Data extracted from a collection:
— START —
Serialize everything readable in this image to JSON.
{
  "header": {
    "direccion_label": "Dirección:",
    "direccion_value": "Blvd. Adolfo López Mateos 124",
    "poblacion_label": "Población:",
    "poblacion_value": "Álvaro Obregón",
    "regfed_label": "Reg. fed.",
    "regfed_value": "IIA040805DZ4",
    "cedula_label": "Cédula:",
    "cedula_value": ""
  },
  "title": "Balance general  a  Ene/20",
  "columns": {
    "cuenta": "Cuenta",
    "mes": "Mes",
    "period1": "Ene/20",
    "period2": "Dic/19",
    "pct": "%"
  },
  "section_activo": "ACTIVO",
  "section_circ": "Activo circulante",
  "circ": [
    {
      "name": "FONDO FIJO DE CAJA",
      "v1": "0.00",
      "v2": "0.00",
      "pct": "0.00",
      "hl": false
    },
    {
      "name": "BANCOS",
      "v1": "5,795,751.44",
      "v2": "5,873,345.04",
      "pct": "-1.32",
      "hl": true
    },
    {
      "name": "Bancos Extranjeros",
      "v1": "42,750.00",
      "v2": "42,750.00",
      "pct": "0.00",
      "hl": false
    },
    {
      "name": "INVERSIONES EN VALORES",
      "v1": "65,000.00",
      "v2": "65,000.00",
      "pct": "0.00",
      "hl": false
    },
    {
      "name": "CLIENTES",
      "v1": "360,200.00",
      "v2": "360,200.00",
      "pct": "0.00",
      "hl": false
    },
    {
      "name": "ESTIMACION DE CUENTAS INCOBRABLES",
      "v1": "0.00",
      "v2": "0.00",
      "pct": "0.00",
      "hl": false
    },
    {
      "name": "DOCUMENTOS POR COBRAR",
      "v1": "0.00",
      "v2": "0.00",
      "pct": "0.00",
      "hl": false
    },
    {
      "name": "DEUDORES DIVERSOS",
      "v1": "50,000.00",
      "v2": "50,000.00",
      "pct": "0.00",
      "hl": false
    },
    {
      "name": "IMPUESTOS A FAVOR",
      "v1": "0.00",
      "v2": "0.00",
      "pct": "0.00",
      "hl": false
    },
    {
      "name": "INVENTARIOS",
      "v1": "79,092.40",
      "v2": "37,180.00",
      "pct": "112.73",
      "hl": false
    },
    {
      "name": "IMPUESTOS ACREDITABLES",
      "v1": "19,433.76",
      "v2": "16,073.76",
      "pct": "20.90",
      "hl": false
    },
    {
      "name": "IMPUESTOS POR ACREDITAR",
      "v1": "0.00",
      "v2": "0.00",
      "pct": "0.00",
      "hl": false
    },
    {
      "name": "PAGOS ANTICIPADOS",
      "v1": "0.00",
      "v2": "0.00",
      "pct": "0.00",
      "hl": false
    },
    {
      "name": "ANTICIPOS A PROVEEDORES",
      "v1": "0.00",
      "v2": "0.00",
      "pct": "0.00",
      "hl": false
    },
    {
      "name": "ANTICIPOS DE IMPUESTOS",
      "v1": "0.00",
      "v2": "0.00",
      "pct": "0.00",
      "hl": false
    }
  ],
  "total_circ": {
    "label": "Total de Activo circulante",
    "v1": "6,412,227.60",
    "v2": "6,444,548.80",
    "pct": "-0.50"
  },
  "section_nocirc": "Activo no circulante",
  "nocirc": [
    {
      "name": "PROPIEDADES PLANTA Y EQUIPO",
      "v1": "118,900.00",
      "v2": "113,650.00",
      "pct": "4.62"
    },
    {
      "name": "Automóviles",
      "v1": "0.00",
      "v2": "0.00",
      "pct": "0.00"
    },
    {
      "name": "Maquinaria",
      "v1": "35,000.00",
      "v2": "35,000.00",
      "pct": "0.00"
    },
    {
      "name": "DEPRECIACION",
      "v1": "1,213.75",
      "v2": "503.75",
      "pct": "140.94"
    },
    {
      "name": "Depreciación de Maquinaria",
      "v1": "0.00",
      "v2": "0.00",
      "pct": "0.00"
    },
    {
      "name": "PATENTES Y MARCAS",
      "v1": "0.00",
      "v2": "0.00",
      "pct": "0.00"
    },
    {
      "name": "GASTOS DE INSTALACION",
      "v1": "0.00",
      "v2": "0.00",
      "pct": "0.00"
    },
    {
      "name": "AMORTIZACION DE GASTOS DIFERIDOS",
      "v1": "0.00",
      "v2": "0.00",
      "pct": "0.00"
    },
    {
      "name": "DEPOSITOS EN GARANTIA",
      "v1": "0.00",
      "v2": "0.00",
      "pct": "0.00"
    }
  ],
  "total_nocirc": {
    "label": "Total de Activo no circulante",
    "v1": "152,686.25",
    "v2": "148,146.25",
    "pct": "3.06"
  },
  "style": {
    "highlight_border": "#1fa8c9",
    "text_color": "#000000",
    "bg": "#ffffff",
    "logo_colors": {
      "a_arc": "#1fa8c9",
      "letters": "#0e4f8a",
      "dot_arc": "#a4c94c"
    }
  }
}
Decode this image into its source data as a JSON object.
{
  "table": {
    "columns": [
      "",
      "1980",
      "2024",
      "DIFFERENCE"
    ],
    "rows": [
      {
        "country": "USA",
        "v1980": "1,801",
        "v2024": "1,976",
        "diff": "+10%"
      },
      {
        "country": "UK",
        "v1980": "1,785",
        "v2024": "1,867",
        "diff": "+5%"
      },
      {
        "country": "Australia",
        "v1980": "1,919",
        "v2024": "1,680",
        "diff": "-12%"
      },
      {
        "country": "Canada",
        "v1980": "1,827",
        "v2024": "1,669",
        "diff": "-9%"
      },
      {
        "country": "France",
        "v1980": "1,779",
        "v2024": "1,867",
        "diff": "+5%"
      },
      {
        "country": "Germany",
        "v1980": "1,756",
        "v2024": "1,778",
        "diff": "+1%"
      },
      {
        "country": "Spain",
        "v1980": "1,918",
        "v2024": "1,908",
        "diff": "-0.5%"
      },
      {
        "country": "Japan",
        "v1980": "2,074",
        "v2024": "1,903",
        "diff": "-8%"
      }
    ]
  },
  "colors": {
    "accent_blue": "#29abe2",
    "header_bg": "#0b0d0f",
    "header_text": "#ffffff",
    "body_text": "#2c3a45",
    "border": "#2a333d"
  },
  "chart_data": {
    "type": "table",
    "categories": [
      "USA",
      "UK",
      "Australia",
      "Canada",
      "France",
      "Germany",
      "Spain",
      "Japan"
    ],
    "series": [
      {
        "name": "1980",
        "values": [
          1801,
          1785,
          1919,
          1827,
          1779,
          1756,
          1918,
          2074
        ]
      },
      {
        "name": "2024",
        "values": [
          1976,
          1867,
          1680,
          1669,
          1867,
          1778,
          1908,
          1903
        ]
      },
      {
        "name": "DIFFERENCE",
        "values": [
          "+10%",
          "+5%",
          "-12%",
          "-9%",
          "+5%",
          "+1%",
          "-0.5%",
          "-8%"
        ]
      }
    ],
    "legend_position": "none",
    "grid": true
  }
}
— END —
Find the string "country" in the entries above and return each line that holds it.

__FULL RESPONSE__.
        "country": "USA",
        "country": "UK",
        "country": "Australia",
        "country": "Canada",
        "country": "France",
        "country": "Germany",
        "country": "Spain",
        "country": "Japan",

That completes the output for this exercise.